> [Given problem]: Make an exact copy of the lines, leaving the pictures out.
◇ ◇ ◇ ◇ ◇ ◇ ◇
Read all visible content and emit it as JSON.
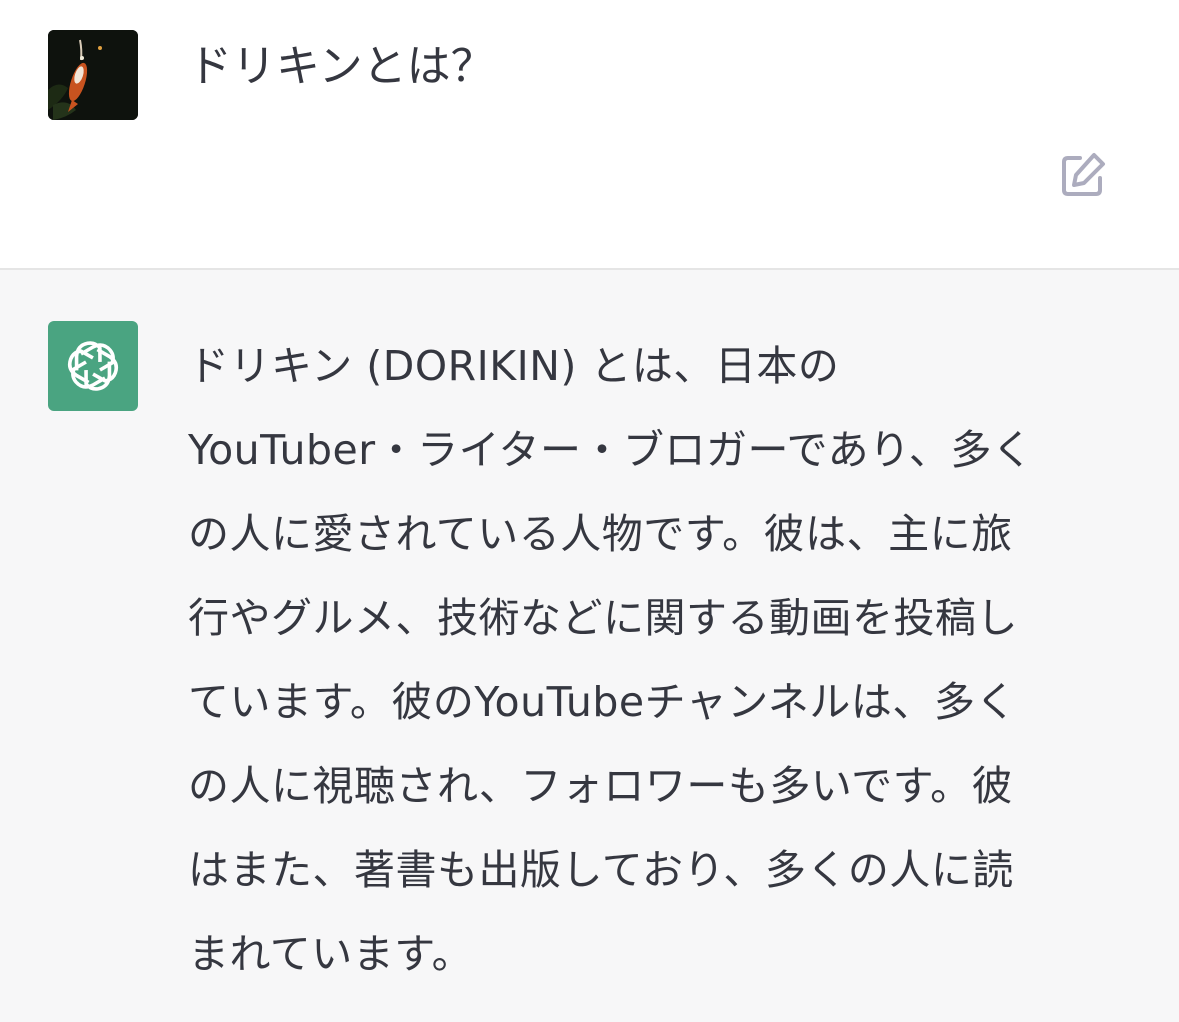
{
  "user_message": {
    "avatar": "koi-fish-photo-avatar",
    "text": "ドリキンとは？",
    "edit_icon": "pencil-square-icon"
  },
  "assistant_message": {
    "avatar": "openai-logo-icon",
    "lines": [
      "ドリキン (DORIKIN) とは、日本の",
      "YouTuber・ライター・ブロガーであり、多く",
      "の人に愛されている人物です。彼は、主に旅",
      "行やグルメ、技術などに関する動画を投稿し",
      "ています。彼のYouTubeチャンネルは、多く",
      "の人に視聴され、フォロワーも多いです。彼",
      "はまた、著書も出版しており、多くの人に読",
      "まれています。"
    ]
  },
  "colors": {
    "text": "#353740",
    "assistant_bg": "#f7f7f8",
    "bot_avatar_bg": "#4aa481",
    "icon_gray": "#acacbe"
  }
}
◇ ◇ ◇ ◇ ◇ ◇ ◇
> [Result]:
Read all visible content and emit it as JSON.
{
  "user_message": {
    "avatar": "koi-fish-photo-avatar",
    "text": "ドリキンとは？",
    "edit_icon": "pencil-square-icon"
  },
  "assistant_message": {
    "avatar": "openai-logo-icon",
    "lines": [
      "ドリキン (DORIKIN) とは、日本の",
      "YouTuber・ライター・ブロガーであり、多く",
      "の人に愛されている人物です。彼は、主に旅",
      "行やグルメ、技術などに関する動画を投稿し",
      "ています。彼のYouTubeチャンネルは、多く",
      "の人に視聴され、フォロワーも多いです。彼",
      "はまた、著書も出版しており、多くの人に読",
      "まれています。"
    ]
  },
  "colors": {
    "text": "#353740",
    "assistant_bg": "#f7f7f8",
    "bot_avatar_bg": "#4aa481",
    "icon_gray": "#acacbe"
  }
}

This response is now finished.